Source document:
We can now use this to generate a Shepard tone by specifying the frequencies and amplitudes.

In [7]:
def shepard(f, **kwargs):
    freqs = shepard_freqs(f)
    amps = shepard_amps(freqs)
    return s.sound((freqs, amps), **kwargs)

wave = shepard(100)
s.audio(wave)
s.spectrogram(wave, ylim=10000)
Your browser does not support the audio element.
No description has been provided for this image

Effects and Illusions¶

Shepard Swipe¶

Because of being octave-invariant, a Shepard tone that continuously rises will be identical after one octave. Hence, it creates the illusion of an endlessly rising tone. Create a shepard_swipe function that starts at a specific frequency f and rises with a certain speed, repeating the full octave cycle repeats times.

Hints:

  • the frequency factor must change exponentially for pitch to change linearly
  • example: if speed=2 and time is 1.5, the tone should have completed 3 cycles
  • after n cycles, the frequency factor should be 2**n
  • you might want to add some extra octaves above/below so the full audible range is filled even after rising/falling
  • if you have two 1D arrays a and b with shapes (n,) and (k,), respectively, then a[:, None] * b[None, :] gives you an array of shape (n, k) via broadcasting
In [8]:
def shepard_swipe(f, speed=1., repeats=1.):
    
    def freq_amp(time):
        # vvvvvvvvvvvvvvvvvvvvvvvvvvvvvvv
        freq = shepard_freqs(f, n=repeats, m=repeats)  # add extra octaves
        factor = 2**(time * speed)                     # compute factor for each point in time
        freq = factor[:, None] * freq[None, :]         # use broadcasting to generate full frequency array
        amp = shepard_amps(freq)
        # ^^^^^^^^^^^^^^^^^^^^^^^^^^^^^^^
        return freq, amp
    
    return s.sound(freq_amp, duration=repeats/np.abs(speed))

Aim:
Rewrite the Shepard tone notebook between "We can now use" and "s.sound((freqs, amps), **kwargs)", inclusive, putting "volumes" wherever "amplitudes" stands.

Excerpted data:
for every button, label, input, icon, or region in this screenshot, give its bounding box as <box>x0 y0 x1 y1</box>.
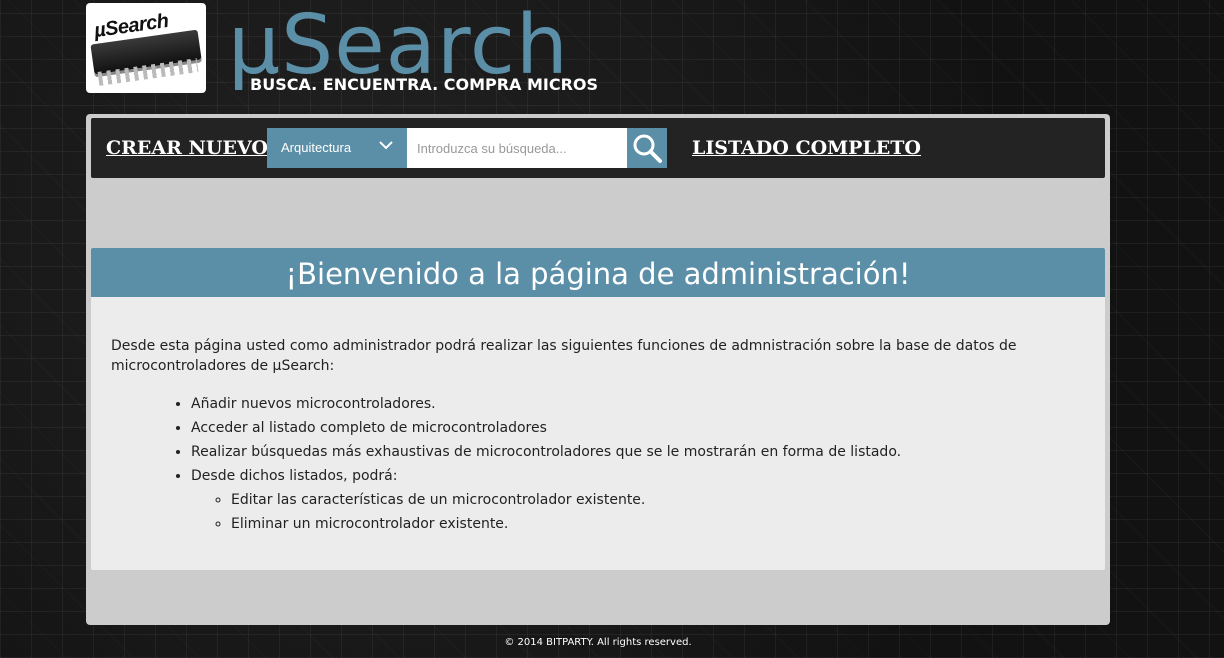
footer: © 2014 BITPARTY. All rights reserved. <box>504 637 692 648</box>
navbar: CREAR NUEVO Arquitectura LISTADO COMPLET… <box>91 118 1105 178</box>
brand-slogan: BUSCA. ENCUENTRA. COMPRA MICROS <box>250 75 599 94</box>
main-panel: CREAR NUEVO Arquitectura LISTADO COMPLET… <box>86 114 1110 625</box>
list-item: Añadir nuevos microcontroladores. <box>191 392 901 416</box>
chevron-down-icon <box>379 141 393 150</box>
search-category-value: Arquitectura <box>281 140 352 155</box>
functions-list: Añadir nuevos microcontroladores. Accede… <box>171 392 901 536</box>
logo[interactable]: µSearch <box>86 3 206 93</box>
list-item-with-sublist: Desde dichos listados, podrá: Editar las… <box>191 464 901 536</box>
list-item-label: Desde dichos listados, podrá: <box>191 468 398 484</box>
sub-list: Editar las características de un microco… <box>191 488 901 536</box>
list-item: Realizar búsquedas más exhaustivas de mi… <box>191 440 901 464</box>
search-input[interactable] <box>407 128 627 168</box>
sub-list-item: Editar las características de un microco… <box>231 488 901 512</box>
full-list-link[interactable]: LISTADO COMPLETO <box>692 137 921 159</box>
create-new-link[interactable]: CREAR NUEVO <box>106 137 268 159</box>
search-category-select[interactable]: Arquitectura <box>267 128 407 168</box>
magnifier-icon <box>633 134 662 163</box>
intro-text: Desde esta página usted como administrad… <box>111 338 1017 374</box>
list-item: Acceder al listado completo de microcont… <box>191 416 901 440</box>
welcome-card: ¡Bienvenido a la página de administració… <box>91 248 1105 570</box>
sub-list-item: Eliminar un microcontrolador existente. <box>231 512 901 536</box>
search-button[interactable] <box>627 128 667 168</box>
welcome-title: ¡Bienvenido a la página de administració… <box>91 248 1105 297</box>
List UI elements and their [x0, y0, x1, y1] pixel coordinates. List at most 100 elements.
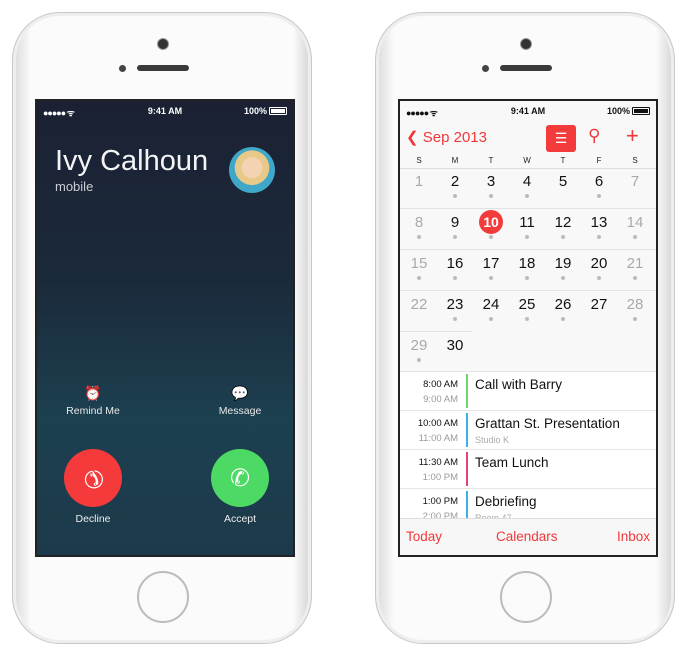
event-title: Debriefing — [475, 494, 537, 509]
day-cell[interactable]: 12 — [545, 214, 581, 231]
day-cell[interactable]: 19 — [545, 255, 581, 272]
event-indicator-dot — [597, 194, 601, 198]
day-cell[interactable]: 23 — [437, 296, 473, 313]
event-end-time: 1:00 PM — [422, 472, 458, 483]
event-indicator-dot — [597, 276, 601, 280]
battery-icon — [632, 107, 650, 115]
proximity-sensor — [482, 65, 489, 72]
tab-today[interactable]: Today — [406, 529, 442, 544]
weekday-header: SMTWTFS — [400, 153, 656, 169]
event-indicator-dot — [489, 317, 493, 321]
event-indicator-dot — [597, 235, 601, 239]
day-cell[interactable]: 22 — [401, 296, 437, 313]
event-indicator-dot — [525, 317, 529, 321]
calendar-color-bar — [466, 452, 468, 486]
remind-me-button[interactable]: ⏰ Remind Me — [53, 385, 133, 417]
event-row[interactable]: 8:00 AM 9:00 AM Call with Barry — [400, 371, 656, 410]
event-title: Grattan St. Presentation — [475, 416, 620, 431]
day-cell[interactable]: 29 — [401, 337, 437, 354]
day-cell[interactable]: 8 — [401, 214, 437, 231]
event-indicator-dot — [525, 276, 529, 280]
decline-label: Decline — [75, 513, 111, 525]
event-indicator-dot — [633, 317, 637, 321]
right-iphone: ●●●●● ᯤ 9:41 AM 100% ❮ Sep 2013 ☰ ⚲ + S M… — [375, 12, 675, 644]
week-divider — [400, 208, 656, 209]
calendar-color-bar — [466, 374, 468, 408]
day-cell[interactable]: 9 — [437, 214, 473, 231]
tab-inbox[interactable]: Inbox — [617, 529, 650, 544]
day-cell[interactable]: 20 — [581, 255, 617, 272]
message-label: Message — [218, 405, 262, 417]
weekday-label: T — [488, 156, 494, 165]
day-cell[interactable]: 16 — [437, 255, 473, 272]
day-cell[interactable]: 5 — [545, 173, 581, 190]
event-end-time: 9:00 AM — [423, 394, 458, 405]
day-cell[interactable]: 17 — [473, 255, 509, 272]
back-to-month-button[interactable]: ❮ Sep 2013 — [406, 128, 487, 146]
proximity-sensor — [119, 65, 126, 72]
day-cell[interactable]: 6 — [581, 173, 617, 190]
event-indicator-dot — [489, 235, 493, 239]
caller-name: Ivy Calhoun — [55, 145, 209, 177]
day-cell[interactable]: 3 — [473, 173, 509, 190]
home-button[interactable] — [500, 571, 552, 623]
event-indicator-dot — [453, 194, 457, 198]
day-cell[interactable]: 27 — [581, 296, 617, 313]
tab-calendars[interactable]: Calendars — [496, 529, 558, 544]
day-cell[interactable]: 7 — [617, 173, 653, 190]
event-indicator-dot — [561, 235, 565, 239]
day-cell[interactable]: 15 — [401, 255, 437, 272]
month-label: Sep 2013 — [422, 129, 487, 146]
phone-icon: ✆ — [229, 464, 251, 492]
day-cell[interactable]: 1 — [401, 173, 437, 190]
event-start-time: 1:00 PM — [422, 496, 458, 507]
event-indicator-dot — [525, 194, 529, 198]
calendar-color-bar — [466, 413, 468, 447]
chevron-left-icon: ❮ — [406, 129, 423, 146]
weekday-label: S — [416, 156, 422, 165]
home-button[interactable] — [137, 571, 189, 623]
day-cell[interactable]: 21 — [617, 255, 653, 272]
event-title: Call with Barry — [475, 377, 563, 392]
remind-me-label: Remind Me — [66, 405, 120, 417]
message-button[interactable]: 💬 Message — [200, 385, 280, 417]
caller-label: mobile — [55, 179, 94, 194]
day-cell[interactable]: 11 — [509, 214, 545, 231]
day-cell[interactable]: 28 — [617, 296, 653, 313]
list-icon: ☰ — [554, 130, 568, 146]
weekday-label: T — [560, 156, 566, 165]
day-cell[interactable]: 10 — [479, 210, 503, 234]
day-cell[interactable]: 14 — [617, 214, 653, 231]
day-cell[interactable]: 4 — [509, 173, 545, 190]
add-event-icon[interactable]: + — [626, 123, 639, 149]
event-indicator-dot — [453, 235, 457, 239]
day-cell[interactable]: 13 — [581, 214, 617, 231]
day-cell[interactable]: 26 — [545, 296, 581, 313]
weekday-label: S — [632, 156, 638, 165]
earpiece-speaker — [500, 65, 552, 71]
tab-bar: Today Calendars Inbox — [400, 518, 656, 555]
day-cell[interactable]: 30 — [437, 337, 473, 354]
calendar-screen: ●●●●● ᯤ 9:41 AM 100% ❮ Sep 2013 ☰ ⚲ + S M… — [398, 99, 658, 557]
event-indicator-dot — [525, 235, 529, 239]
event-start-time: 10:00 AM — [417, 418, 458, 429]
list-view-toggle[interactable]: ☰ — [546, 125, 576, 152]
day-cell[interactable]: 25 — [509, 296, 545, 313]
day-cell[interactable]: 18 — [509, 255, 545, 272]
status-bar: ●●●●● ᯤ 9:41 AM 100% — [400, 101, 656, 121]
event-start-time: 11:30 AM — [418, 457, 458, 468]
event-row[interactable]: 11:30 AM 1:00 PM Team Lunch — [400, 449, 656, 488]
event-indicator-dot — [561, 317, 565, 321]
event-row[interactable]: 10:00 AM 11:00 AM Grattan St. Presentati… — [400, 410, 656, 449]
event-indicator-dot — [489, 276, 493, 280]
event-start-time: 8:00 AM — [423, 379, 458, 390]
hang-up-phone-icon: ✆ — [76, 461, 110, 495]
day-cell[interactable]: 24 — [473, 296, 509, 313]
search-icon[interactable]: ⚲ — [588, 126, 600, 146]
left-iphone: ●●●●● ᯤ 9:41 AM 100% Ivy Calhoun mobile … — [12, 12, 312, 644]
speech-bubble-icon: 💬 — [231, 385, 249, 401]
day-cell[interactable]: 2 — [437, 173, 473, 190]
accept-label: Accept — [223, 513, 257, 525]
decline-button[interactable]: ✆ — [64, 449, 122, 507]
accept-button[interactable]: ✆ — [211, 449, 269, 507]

==

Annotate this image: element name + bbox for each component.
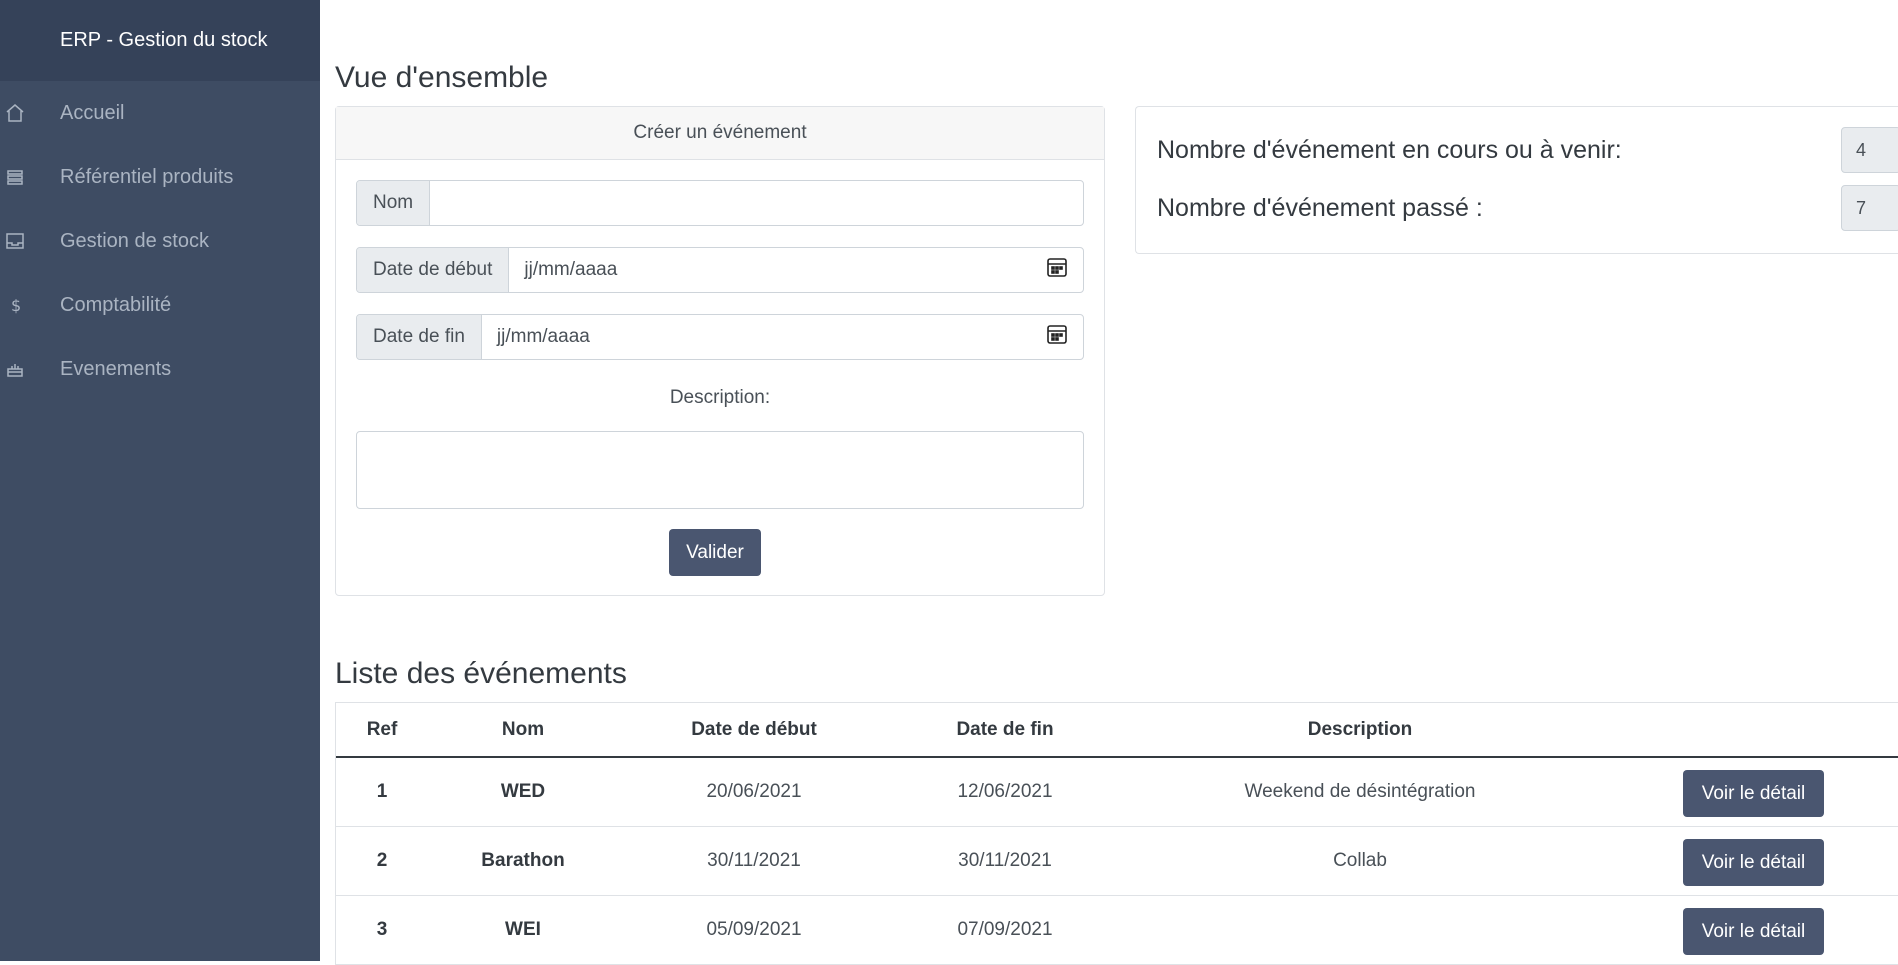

Output for this task:
We can now use this to generate a Shepard tone by specifying the frequencies and volumes.

In [7]:
def shepard(f, **kwargs):
    freqs = shepard_freqs(f)
    amps = shepard_amps(freqs)
    return s.sound((freqs, amps), **kwargs)